* REQUIRED WORK: Reproduce, word for word, the part of the records that opens with the line containing "temp-cell: 25,1 [191, 557, 223, 578]" and closes with the line containing "stat-label: Kältester Tag", including both of those lines.

**********

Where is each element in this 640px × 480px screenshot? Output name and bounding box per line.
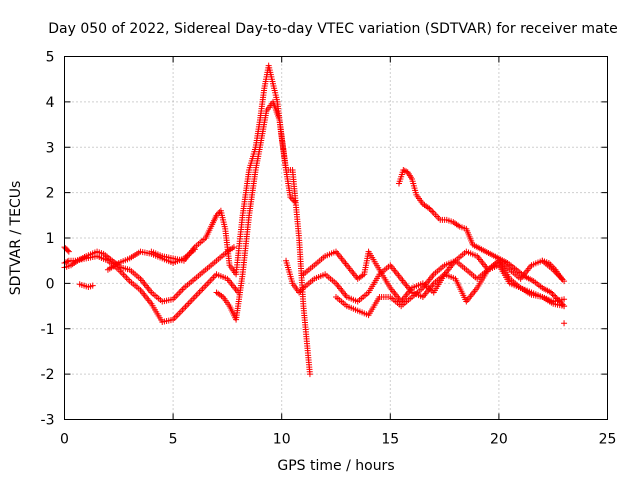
- sat-trace-c: [61, 244, 72, 255]
- grid: [64, 56, 608, 420]
- data-point: [427, 207, 434, 214]
- y-tick-label: -1: [41, 322, 55, 338]
- data-point: [559, 301, 566, 308]
- sat-trace-l: [539, 257, 565, 282]
- sat-trace-j: [333, 257, 568, 319]
- data-point: [64, 247, 71, 254]
- data-point: [561, 303, 568, 310]
- sat-trace-m: [561, 320, 568, 327]
- y-tick-label: -2: [41, 367, 55, 383]
- y-tick-label: 5: [46, 50, 55, 66]
- sat-trace-k: [395, 166, 568, 310]
- x-tick-labels: 0 5 10 15 20 25: [60, 432, 616, 448]
- data-point: [561, 320, 568, 327]
- x-tick-label: 10: [273, 432, 291, 448]
- x-tick-label: 0: [60, 432, 69, 448]
- data-point: [89, 282, 96, 289]
- plot-frame: [64, 56, 608, 420]
- x-tick-label: 5: [169, 432, 178, 448]
- data-point: [429, 208, 436, 215]
- data-point: [65, 248, 72, 255]
- data-point: [555, 297, 562, 304]
- x-tick-label: 20: [490, 432, 508, 448]
- sat-trace-b: [61, 253, 242, 325]
- data-point: [561, 296, 568, 303]
- y-tick-label: 4: [46, 95, 55, 111]
- data-point: [291, 198, 298, 205]
- y-tick-labels: -3 -2 -1 0 1 2 3 4 5: [41, 50, 55, 429]
- x-tick-label: 25: [599, 432, 617, 448]
- y-tick-label: 1: [46, 231, 55, 247]
- y-axis-label: SDTVAR / TECUs: [8, 181, 24, 296]
- y-tick-label: 3: [46, 140, 55, 156]
- data-point: [558, 275, 565, 282]
- sat-trace-g: [213, 98, 298, 323]
- chart-title: Day 050 of 2022, Sidereal Day-to-day VTE…: [48, 21, 618, 37]
- y-tick-label: 0: [46, 276, 55, 292]
- data-point: [306, 371, 313, 378]
- data-point: [550, 292, 557, 299]
- x-axis-label: GPS time / hours: [277, 458, 394, 474]
- y-tick-label: -3: [41, 413, 55, 429]
- axis-ticks: [64, 56, 608, 420]
- data-point: [64, 258, 71, 265]
- sat-trace-a: [61, 244, 237, 305]
- data-point: [62, 259, 69, 266]
- data-point: [230, 244, 237, 251]
- data-points: [61, 62, 568, 378]
- x-tick-label: 15: [381, 432, 399, 448]
- sat-trace-f: [148, 62, 313, 378]
- y-tick-label: 2: [46, 186, 55, 202]
- sat-trace-d: [76, 281, 96, 291]
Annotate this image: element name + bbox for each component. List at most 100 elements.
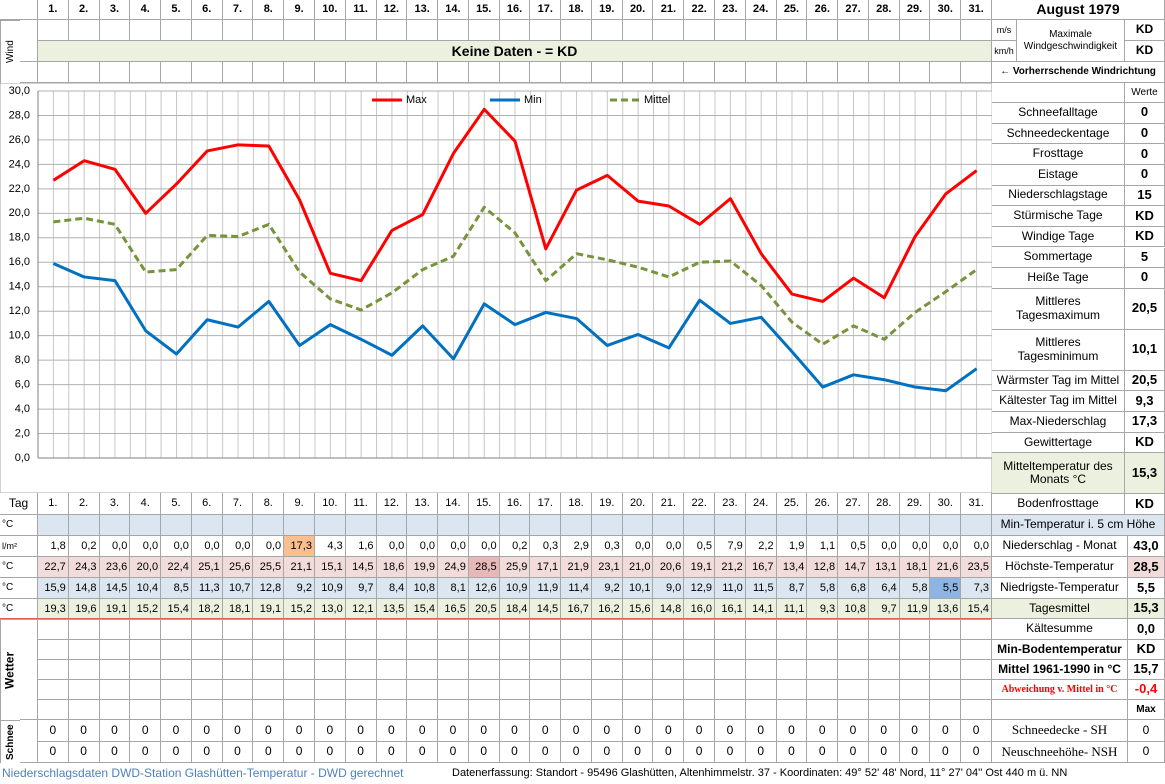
temp-cell: 25,1 [191, 557, 223, 578]
precip-cell: 1,6 [345, 536, 377, 557]
y-tick-label: 0,0 [15, 452, 30, 464]
wind-cell [715, 20, 746, 41]
weather-cell [314, 619, 346, 640]
footer-right: Datenerfassung: Standort - 95496 Glashüt… [452, 767, 1068, 780]
weather-cell [591, 619, 623, 640]
weather-cell [591, 660, 623, 680]
summary-label: Mittel 1961-1990 in °C [992, 660, 1128, 680]
temp-cell: 8,7 [776, 578, 808, 599]
weather-cell [68, 680, 100, 700]
day-label: 5. [161, 493, 192, 515]
temp-cell: 18,6 [376, 557, 408, 578]
weather-cell [253, 640, 285, 660]
temp-cell: 18,1 [222, 599, 254, 620]
weather-cell [161, 640, 192, 660]
temp-cell: 14,1 [745, 599, 777, 620]
snow-cell: 0 [807, 742, 839, 763]
temp-cell: 15,4 [407, 599, 439, 620]
weather-cell [68, 660, 100, 680]
temp-cell: 9,0 [653, 578, 685, 599]
weather-cell [961, 700, 992, 720]
stat-label: Mitteltemperatur des Monats °C [992, 453, 1125, 495]
weather-cell [684, 680, 716, 700]
stat-label: Kältester Tag im Mittel [992, 391, 1125, 413]
weather-cell [438, 660, 469, 680]
weather-cell [653, 619, 685, 640]
snow-cell: 0 [161, 720, 192, 742]
wind-cell [961, 62, 992, 83]
weather-cell [345, 660, 377, 680]
weather-cell [253, 660, 285, 680]
weather-cell [561, 700, 592, 720]
weather-cell [868, 680, 900, 700]
wind-cell [807, 20, 839, 41]
day-header: 9. [284, 0, 315, 20]
wind-cell [468, 20, 500, 41]
temp-cell: 21,9 [561, 557, 592, 578]
corner-cell [0, 0, 38, 20]
wind-cell [653, 20, 685, 41]
wind-cell [684, 62, 716, 83]
wind-cell [130, 20, 162, 41]
snow-cell: 0 [745, 720, 777, 742]
precip-cell: 0,3 [591, 536, 623, 557]
precip-cell: 0,0 [253, 536, 285, 557]
wind-cell [591, 62, 623, 83]
snow-cell: 0 [591, 720, 623, 742]
ground-cell [376, 515, 408, 536]
temp-cell: 20,5 [468, 599, 500, 620]
weather-cell [715, 619, 746, 640]
wind-cell [407, 20, 439, 41]
day-header: 27. [838, 0, 869, 20]
snow-cell: 0 [253, 742, 285, 763]
summary-value: KD [1128, 640, 1165, 660]
snow-cell: 0 [776, 742, 808, 763]
wind-cell [99, 20, 131, 41]
stat-value: KD [1125, 206, 1165, 227]
stat-label: Niederschlagstage [992, 185, 1125, 207]
wind-cell [345, 20, 377, 41]
wind-cell [745, 20, 777, 41]
weather-cell [284, 700, 315, 720]
temp-cell: 8,4 [376, 578, 408, 599]
weather-cell [499, 640, 531, 660]
stat-value: KD [1125, 494, 1165, 515]
ground-cell [591, 515, 623, 536]
temp-cell: 9,3 [807, 599, 839, 620]
temp-cell: 13,0 [314, 599, 346, 620]
legend-label: Min [524, 94, 542, 106]
precip-cell: 0,0 [899, 536, 931, 557]
temp-cell: 21,2 [715, 557, 746, 578]
precip-cell: 0,0 [468, 536, 500, 557]
day-header: 15. [468, 0, 500, 20]
temp-cell: 15,9 [38, 578, 69, 599]
y-tick-label: 18,0 [9, 232, 30, 244]
wind-cell [868, 20, 900, 41]
temp-cell: 6,4 [868, 578, 900, 599]
day-label: 26. [807, 493, 839, 515]
wind-cell [561, 20, 592, 41]
temp-cell: 11,1 [776, 599, 808, 620]
weather-cell [191, 619, 223, 640]
snow-cell: 0 [499, 742, 531, 763]
weather-cell [838, 680, 869, 700]
blank-cell [20, 619, 38, 720]
wind-cell [591, 20, 623, 41]
temp-cell: 16,0 [684, 599, 716, 620]
footer-left: Niederschlagsdaten DWD-Station Glashütte… [2, 765, 404, 780]
wind-label: Wind [0, 20, 20, 83]
weather-cell [622, 700, 654, 720]
precip-cell: 0,0 [930, 536, 962, 557]
temp-cell: 19,1 [99, 599, 131, 620]
weather-cell [653, 660, 685, 680]
temp-cell: 16,7 [561, 599, 592, 620]
separator [0, 618, 992, 619]
stat-value: 5 [1125, 247, 1165, 269]
stat-label: Sommertage [992, 247, 1125, 269]
snow-cell: 0 [468, 720, 500, 742]
day-label: 4. [130, 493, 162, 515]
temp-cell: 11,5 [745, 578, 777, 599]
precip-cell: 0,0 [622, 536, 654, 557]
weather-cell [899, 680, 931, 700]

**********

* TASK ANSWER:
temp-cell: 25,1 [191, 557, 223, 578]
precip-cell: 1,6 [345, 536, 377, 557]
y-tick-label: 0,0 [15, 452, 30, 464]
wind-cell [715, 20, 746, 41]
weather-cell [314, 619, 346, 640]
footer-right: Datenerfassung: Standort - 95496 Glashüt… [452, 767, 1068, 780]
weather-cell [591, 619, 623, 640]
weather-cell [591, 660, 623, 680]
summary-label: Mittel 1961-1990 in °C [992, 660, 1128, 680]
temp-cell: 8,7 [776, 578, 808, 599]
weather-cell [68, 680, 100, 700]
day-label: 5. [161, 493, 192, 515]
temp-cell: 18,6 [376, 557, 408, 578]
weather-cell [253, 640, 285, 660]
temp-cell: 18,1 [222, 599, 254, 620]
weather-cell [161, 640, 192, 660]
temp-cell: 14,1 [745, 599, 777, 620]
snow-cell: 0 [807, 742, 839, 763]
temp-cell: 15,4 [407, 599, 439, 620]
weather-cell [68, 660, 100, 680]
temp-cell: 9,0 [653, 578, 685, 599]
weather-cell [961, 700, 992, 720]
stat-label: Mitteltemperatur des Monats °C [992, 453, 1125, 495]
weather-cell [684, 680, 716, 700]
stat-label: Kältester Tag im Mittel [992, 391, 1125, 413]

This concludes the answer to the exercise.